Dataset rows

-=-=-

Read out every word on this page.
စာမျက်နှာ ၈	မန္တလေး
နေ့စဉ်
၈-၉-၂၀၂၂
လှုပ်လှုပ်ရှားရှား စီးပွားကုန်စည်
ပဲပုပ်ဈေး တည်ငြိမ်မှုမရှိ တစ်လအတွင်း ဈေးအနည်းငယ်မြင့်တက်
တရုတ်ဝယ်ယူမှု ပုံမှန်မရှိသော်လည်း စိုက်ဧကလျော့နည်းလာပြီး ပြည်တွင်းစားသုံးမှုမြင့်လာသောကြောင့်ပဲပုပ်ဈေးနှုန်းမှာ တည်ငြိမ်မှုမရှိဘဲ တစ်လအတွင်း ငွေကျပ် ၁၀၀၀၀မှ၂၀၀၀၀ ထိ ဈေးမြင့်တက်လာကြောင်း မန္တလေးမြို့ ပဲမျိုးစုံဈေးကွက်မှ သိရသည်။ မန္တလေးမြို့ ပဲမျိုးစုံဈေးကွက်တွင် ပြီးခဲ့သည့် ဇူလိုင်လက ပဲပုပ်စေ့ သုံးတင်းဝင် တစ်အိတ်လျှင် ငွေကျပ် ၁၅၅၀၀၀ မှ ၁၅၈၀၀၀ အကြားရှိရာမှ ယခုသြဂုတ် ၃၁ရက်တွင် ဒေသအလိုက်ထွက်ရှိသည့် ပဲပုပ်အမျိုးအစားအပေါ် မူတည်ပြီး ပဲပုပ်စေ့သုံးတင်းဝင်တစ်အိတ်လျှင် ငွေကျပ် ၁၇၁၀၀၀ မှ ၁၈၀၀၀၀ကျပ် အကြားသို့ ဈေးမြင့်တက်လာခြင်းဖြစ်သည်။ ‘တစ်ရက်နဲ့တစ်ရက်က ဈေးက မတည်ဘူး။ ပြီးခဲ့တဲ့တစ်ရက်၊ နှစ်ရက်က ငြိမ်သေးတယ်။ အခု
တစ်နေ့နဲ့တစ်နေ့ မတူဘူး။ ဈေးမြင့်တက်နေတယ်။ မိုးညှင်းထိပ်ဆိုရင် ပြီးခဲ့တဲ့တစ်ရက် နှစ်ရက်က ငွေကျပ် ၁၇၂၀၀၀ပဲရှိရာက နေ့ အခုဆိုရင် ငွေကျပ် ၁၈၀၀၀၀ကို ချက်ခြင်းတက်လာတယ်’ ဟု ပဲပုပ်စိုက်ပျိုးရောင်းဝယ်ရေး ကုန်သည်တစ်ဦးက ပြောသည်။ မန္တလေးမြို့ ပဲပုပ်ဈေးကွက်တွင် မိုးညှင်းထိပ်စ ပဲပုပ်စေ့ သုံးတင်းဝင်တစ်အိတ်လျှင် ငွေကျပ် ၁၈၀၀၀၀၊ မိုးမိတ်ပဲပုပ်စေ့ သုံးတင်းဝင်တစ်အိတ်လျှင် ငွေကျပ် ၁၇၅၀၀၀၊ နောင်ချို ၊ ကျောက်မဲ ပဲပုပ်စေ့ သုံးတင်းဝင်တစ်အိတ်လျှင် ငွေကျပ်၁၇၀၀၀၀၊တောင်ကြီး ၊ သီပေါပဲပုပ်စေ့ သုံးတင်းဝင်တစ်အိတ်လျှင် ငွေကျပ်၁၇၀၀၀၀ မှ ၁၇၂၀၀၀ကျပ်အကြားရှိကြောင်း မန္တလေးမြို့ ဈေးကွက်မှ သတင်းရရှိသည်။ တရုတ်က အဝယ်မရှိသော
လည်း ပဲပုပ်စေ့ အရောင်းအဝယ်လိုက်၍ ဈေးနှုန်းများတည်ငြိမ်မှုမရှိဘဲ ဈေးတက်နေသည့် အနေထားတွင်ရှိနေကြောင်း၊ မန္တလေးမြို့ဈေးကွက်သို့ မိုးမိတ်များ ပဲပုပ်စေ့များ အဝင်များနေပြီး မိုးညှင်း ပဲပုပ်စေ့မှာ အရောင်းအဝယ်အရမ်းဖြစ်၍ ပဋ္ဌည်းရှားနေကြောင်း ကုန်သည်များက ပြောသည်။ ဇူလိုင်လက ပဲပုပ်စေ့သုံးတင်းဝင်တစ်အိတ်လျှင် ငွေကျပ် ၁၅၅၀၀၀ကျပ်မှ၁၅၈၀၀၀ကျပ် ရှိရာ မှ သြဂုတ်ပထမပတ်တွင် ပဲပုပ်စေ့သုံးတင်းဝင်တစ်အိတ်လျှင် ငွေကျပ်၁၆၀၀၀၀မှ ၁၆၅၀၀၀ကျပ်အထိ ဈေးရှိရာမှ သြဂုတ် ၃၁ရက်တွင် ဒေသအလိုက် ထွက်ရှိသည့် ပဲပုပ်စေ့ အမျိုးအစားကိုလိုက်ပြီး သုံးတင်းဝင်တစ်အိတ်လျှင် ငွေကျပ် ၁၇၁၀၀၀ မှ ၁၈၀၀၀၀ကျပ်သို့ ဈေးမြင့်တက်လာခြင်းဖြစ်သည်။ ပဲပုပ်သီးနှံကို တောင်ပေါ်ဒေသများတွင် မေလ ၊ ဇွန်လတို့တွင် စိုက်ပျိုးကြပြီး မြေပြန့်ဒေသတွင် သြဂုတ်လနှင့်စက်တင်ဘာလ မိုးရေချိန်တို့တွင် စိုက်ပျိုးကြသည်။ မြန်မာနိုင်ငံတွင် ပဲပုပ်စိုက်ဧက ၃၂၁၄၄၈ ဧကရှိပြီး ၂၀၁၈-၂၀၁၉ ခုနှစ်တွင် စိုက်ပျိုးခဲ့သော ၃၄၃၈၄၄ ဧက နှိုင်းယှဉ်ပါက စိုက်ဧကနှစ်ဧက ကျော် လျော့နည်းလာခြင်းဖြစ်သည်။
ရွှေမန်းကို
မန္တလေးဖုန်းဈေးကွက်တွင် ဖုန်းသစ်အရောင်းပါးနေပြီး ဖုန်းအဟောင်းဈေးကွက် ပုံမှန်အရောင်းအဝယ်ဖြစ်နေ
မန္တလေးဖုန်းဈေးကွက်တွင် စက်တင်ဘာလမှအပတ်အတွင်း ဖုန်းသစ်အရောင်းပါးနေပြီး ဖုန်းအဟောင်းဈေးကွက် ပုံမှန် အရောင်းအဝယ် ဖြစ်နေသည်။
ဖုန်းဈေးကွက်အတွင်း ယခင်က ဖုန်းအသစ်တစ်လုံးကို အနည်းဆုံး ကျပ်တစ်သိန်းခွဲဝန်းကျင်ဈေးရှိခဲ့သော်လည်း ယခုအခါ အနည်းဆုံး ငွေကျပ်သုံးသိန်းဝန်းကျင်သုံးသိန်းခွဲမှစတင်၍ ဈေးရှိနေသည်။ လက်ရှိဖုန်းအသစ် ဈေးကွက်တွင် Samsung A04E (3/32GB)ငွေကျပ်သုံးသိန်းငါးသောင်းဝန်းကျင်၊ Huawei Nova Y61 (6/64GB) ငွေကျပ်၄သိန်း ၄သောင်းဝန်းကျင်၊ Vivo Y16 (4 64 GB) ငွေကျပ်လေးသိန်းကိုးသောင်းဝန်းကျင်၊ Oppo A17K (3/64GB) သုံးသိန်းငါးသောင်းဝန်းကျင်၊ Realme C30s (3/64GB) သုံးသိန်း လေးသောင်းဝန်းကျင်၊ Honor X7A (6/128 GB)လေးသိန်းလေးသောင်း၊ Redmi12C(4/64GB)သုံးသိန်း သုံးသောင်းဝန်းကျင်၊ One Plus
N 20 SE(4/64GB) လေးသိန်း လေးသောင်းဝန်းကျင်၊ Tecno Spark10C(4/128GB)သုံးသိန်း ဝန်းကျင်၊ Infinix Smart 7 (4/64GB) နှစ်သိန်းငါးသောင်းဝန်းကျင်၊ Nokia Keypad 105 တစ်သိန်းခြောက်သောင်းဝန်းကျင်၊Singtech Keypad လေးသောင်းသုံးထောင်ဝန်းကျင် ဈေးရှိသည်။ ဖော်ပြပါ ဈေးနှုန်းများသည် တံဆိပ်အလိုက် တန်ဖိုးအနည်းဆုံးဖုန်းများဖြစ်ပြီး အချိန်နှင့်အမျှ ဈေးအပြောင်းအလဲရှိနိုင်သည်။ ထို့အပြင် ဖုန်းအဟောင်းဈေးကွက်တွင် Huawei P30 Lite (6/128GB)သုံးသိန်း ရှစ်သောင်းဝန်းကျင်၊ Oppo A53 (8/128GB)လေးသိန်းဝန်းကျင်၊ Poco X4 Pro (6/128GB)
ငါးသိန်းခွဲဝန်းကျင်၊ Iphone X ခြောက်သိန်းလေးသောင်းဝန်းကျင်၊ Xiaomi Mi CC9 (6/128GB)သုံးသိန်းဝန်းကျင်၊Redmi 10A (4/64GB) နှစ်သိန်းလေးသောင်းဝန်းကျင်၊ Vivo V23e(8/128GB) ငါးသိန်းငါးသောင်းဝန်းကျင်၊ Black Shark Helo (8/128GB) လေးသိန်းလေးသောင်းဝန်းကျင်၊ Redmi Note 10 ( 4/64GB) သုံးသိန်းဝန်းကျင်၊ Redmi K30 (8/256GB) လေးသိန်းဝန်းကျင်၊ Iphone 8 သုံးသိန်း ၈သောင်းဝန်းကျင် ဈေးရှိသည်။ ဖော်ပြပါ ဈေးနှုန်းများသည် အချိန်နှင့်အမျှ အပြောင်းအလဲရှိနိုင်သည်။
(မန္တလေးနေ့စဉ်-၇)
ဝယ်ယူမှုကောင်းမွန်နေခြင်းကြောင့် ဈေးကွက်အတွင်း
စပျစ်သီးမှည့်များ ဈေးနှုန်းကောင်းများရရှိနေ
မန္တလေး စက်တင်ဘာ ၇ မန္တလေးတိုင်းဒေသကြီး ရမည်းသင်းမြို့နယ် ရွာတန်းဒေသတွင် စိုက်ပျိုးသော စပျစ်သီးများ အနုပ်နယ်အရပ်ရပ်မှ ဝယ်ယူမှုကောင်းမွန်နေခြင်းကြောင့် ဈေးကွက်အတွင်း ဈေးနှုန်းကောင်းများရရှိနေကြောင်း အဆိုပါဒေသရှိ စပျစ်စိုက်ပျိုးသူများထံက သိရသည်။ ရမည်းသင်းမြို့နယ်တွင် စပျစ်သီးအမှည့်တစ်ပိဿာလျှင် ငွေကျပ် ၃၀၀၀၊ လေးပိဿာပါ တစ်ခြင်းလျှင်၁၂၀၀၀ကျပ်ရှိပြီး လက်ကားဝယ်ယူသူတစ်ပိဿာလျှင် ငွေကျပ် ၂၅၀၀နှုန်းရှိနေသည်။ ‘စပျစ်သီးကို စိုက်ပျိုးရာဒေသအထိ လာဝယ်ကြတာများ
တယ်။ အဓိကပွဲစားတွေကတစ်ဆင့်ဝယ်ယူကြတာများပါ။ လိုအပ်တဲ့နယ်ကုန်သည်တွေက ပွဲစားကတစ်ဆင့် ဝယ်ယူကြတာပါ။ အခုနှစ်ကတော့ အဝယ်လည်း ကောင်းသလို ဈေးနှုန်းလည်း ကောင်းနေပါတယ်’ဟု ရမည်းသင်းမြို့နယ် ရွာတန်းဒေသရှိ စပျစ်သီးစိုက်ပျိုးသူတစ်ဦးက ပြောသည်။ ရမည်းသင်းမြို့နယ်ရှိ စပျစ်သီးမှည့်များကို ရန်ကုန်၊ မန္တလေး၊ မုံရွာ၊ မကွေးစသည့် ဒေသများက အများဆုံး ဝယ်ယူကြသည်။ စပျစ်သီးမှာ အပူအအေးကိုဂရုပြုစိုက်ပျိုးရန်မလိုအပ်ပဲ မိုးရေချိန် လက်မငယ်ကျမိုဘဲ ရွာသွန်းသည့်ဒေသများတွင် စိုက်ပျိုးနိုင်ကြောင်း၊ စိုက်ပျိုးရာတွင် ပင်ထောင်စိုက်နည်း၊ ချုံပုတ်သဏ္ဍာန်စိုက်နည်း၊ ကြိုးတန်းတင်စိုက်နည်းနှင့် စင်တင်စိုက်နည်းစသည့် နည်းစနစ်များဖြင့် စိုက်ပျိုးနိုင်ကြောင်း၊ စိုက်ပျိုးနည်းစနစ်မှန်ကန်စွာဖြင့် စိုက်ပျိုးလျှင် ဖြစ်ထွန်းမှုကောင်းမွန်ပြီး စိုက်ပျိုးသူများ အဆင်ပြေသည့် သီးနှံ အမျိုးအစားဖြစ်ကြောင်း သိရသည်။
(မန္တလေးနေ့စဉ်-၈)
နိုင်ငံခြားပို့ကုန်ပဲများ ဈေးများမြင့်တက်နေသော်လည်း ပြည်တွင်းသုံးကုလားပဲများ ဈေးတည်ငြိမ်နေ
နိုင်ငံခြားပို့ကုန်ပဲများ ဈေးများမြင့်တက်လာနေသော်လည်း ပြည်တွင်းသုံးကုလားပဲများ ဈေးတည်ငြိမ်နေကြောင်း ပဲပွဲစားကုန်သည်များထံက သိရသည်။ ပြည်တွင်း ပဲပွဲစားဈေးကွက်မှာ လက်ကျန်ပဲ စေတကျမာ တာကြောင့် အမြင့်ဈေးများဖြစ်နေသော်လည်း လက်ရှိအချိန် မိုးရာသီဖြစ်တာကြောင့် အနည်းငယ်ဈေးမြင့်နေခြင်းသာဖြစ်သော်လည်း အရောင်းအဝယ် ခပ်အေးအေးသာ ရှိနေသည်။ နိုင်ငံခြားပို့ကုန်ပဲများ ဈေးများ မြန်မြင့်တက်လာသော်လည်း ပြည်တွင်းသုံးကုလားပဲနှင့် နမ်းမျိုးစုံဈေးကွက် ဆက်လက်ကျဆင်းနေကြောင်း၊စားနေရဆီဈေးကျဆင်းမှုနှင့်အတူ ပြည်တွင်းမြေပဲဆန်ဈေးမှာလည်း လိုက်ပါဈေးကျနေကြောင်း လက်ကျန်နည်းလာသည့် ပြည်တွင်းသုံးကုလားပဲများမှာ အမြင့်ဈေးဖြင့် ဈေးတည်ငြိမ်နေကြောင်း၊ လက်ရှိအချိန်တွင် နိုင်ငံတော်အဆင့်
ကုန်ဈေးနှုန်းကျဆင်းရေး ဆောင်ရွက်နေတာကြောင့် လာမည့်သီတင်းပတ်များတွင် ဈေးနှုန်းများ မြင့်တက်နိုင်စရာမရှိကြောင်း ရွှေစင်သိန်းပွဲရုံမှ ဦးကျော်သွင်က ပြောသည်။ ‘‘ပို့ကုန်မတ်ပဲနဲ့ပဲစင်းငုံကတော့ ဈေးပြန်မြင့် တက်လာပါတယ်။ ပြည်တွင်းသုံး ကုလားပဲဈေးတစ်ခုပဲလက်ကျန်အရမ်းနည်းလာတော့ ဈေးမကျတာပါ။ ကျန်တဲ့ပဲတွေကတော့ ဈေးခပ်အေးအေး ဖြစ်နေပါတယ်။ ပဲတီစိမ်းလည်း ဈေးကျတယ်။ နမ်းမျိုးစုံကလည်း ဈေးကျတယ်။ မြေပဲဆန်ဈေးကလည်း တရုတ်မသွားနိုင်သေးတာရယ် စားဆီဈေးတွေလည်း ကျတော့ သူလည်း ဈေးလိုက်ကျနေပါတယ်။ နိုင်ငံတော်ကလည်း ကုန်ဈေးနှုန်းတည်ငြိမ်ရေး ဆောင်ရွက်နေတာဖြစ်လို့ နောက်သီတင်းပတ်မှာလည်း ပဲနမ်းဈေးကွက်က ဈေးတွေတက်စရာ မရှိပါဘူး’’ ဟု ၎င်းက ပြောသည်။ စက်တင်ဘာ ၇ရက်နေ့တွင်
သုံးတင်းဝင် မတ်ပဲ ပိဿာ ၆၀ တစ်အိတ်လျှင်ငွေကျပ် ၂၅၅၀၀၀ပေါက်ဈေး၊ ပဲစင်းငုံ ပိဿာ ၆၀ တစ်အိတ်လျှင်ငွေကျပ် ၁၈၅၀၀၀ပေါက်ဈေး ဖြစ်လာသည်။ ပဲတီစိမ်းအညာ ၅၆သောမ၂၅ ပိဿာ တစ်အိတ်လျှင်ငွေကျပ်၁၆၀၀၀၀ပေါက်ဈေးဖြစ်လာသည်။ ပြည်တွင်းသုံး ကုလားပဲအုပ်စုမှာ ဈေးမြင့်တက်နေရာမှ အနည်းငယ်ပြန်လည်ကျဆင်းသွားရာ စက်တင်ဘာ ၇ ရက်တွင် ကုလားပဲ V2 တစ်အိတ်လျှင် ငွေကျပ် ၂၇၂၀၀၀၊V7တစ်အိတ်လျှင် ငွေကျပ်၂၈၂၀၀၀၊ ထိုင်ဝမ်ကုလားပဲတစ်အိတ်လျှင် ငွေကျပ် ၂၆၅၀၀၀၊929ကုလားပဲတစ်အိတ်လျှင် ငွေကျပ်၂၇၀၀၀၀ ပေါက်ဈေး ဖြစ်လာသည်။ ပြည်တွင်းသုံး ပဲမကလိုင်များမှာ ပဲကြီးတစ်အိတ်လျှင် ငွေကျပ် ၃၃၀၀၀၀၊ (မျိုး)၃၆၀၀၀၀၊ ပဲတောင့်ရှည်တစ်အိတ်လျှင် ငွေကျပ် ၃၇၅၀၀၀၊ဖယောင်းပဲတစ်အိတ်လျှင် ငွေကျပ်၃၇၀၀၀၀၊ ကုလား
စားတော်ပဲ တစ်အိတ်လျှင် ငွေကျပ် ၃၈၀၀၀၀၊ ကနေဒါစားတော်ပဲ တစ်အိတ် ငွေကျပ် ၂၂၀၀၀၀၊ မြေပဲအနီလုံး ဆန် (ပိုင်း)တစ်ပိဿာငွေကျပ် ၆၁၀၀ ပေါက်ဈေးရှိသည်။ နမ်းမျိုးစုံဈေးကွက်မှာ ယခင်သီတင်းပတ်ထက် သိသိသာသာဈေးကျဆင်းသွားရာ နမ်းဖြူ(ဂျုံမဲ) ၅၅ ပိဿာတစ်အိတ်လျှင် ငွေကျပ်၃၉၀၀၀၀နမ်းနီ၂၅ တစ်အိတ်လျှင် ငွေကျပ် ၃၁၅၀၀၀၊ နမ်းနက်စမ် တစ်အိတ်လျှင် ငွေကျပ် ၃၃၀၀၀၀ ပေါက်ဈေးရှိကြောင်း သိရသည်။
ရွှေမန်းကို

-=-=-

(WHAT THE EXERCISE ASKS):
Filter the listing above by the word "Vivo"; copy each line that passes.

(OUTPUT FOR THIS TASK):
ဖုန်းဈေးကွက်အတွင်း ယခင်က ဖုန်းအသစ်တစ်လုံးကို အနည်းဆုံး ကျပ်တစ်သိန်းခွဲဝန်းကျင်ဈေးရှိခဲ့သော်လည်း ယခုအခါ အနည်းဆုံး ငွေကျပ်သုံးသိန်းဝန်းကျင်သုံးသိန်းခွဲမှစတင်၍ ဈေးရှိနေသည်။ လက်ရှိဖုန်းအသစ် ဈေးကွက်တွင် Samsung A04E (3/32GB)ငွေကျပ်သုံးသိန်းငါးသောင်းဝန်းကျင်၊ Huawei Nova Y61 (6/64GB) ငွေကျပ်၄သိန်း ၄သောင်းဝန်းကျင်၊ Vivo Y16 (4 64 GB) ငွေကျပ်လေးသိန်းကိုးသောင်းဝန်းကျင်၊ Oppo A17K (3/64GB) သုံးသိန်းငါးသောင်းဝန်းကျင်၊ Realme C30s (3/64GB) သုံးသိန်း လေးသောင်းဝန်းကျင်၊ Honor X7A (6/128 GB)လေးသိန်းလေးသောင်း၊ Redmi12C(4/64GB)သုံးသိန်း သုံးသောင်းဝန်းကျင်၊ One Plus
ငါးသိန်းခွဲဝန်းကျင်၊ Iphone X ခြောက်သိန်းလေးသောင်းဝန်းကျင်၊ Xiaomi Mi CC9 (6/128GB)သုံးသိန်းဝန်းကျင်၊Redmi 10A (4/64GB) နှစ်သိန်းလေးသောင်းဝန်းကျင်၊ Vivo V23e(8/128GB) ငါးသိန်းငါးသောင်းဝန်းကျင်၊ Black Shark Helo (8/128GB) လေးသိန်းလေးသောင်းဝန်းကျင်၊ Redmi Note 10 ( 4/64GB) သုံးသိန်းဝန်းကျင်၊ Redmi K30 (8/256GB) လေးသိန်းဝန်းကျင်၊ Iphone 8 သုံးသိန်း ၈သောင်းဝန်းကျင် ဈေးရှိသည်။ ဖော်ပြပါ ဈေးနှုန်းများသည် အချိန်နှင့်အမျှ အပြောင်းအလဲရှိနိုင်သည်။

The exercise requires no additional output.